Excerpted text:
::::
The processor, sometimes called the CPU, is the realization of the logic and registers of Figure 1.2. This portion of the system fetches instructions, decodes these


2 A context switch saves the processor state and restores a previously saved processor state.



[p5] instructions, finds operands, performs the operation, and returns the result to memory. The complexity of the CPU is determined by (1) the complexity of the instruction set, and (2) the amount of hardware concurrency provided for performance enhancement.


As shown in Figure 1.2, a computer must have some method of moving input data and instructions into the memory system and moving results from the memory to the outside world. This movement is the responsibility of the I/O system. Input and output devices can have differing bandwidths and latency. For example, keyboards are low‑bandwidth devices whereas color display units have high bandwidth. In between we find such devices as disks, modems, and scanners.


The control of I/O can take a number of forms. At one extreme, each transfer can be performed by the CPU. Fully autonomous systems, such as direct memory access (DMA), however, provide high‑bandwidth transfers with little CPU involvement. I/O systems are discussed in Chapter 7.


The formal specification of a processor, its interaction with memory, and its I/O capabilities are found in its instruction set architecture (ISA). The ISA is the programmer's view of the computer. The details of how the ISA is implemented in hardware, details that affect performance, are known as the implementation of the ISA.





The von Neumann ISA is described in this section. Except for the I/O, this architecture is complete and represents a starting point for the discussion in the following chapters. The features found in this architecture can be found in any of today's architectures; thus a thorough understanding of the von Neumann architecture is a good starting point for a general study of computer architecture. This architecture, of which a number were actually built, is used in this book for a simple example rather than the presentation of a contrived example of a simple architecture. When a von Neumann computer was actually completed at Princeton University in 1952, it was named the Institute for Advanced Studies (IAS) computer.
::::
Element box annotations:
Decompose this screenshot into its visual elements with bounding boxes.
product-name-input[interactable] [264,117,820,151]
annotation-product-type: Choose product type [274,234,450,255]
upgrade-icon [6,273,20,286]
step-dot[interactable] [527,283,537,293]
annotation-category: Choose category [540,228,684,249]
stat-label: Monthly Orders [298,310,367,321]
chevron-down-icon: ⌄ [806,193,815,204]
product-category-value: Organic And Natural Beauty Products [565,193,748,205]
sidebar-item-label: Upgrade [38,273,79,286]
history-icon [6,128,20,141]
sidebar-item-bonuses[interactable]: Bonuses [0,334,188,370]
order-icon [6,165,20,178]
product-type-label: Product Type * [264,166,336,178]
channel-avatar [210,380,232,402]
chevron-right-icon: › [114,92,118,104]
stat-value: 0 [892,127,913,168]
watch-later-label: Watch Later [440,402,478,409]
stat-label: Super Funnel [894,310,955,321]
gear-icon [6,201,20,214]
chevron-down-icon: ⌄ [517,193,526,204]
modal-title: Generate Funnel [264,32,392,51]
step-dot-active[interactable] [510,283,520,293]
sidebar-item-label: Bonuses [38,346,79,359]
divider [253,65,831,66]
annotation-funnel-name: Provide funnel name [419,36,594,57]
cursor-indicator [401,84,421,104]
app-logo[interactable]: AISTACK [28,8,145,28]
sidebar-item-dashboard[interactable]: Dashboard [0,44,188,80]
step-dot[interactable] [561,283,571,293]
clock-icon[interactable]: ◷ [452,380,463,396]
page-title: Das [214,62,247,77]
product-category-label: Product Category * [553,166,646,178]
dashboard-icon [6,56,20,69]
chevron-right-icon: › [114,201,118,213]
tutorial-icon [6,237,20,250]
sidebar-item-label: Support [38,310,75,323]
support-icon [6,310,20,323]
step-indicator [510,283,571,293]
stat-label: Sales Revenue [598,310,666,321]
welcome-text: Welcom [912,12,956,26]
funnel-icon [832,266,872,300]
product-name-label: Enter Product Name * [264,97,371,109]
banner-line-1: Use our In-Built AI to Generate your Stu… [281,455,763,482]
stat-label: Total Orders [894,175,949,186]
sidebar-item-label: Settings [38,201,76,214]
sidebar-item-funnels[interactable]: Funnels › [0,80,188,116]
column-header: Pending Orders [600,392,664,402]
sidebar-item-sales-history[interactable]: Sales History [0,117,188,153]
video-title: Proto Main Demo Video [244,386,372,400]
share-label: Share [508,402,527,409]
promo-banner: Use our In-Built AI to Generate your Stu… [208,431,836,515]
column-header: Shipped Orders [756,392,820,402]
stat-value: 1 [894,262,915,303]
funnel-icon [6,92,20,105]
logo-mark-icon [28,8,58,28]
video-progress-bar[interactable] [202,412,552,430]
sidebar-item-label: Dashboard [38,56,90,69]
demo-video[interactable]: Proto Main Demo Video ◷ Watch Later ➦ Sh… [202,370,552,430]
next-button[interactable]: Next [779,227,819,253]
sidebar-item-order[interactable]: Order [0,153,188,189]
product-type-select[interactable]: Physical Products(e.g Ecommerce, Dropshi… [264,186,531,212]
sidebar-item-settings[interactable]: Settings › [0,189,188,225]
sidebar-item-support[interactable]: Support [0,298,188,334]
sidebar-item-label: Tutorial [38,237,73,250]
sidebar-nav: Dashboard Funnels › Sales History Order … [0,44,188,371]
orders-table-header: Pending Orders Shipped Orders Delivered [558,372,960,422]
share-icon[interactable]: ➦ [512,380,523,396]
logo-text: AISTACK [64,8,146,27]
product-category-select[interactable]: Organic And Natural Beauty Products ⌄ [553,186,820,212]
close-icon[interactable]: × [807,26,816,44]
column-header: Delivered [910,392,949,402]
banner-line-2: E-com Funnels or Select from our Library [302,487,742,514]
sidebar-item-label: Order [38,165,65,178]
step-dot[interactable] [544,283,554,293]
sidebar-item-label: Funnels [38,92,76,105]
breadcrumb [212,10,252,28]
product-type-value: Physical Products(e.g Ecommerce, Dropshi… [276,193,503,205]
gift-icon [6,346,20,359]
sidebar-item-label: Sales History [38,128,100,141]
::::
Given instruction 1: In the computer architecture text, what name was given to the von Neumann computer completed at Princeton University in 1952?
Given instruction 2: Output the passage of the computer architecture text from "2 A context" to "modems, and scanners.".
Given instruction 3: Go on with the computer architecture text from the point where it stops.

Final result 1: It was named the Institute for Advanced Studies (IAS) computer.

Final result 2:
2 A context switch saves the processor state and restores a previously saved processor state.



[p5] instructions, finds operands, performs the operation, and returns the result to memory. The complexity of the CPU is determined by (1) the complexity of the instruction set, and (2) the amount of hardware concurrency provided for performance enhancement.


As shown in Figure 1.2, a computer must have some method of moving input data and instructions into the memory system and moving results from the memory to the outside world. This movement is the responsibility of the I/O system. Input and output devices can have differing bandwidths and latency. For example, keyboards are low‑bandwidth devices whereas color display units have high bandwidth. In between we find such devices as disks, modems, and scanners.

Final result 3:
The von Neumann architecture consists of three major subsystems: instruction processing, arithmetic unit, and memory, as shown in Figure 1.3. A key feature of this architecture is that instructions and data share the same address space. Thus there is one source of addresses, the instruction processing unit, to the memory. The output of the memory is routed to either the Instruction Processing Unit or the Arithmetic Unit

















Figure 1.3 von Neumann architecture


















Figure 1.4 Accumulator local storage



depending upon whether an instruction or a datum is being fetched. A corollary to the key feature is that instructions can be processed as data. As will be discussed in later chapters, processing instructions as data can be viewed as either a blessing or a curse.





The von Neumann ISA is quite simple, having only 21 instructions. In fact, this ISA could be called an early reduced instruction set computer (RISC) processor.3 As with any ISA, there are three components: addresses, data types, and operations. The taxonomy of these three components is developed further in Chapter 3; the three components of the von Neumann ISA are discussed below.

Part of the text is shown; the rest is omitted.